[Start Records for this exercise]

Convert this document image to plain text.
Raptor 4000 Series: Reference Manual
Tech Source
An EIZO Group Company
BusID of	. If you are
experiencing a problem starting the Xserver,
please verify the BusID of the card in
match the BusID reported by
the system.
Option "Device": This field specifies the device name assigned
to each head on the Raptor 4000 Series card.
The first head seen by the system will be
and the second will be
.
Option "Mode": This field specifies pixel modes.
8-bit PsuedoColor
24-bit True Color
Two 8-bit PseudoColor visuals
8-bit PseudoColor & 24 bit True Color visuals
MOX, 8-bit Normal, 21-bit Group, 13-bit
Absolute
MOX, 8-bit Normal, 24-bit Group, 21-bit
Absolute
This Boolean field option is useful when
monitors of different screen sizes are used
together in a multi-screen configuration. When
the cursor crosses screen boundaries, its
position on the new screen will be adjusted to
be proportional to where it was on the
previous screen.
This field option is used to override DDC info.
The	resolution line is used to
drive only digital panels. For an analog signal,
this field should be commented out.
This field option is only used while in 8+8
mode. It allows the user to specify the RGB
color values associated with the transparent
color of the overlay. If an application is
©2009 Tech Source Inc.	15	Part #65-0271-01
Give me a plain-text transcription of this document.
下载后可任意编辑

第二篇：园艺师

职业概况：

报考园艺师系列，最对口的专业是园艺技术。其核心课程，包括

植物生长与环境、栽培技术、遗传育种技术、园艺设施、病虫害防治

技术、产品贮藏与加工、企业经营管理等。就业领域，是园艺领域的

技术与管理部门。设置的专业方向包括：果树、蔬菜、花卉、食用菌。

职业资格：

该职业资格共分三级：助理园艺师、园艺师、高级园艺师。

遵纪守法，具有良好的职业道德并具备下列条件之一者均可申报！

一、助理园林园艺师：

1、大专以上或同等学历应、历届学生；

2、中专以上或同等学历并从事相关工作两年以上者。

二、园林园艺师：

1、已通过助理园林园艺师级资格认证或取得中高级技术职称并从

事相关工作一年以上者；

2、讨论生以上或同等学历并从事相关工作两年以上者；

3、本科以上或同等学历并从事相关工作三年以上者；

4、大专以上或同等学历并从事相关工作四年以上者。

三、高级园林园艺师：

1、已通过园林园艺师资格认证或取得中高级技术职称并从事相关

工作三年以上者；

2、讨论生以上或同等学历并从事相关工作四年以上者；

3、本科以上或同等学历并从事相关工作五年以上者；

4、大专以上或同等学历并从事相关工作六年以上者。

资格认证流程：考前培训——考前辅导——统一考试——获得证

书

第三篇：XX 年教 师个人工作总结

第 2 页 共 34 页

[End Records for this exercise]

Show every line above in which the word "visuals" occurs.

● **Correct result**
Two 8-bit PseudoColor visuals
8-bit PseudoColor & 24 bit True Color visuals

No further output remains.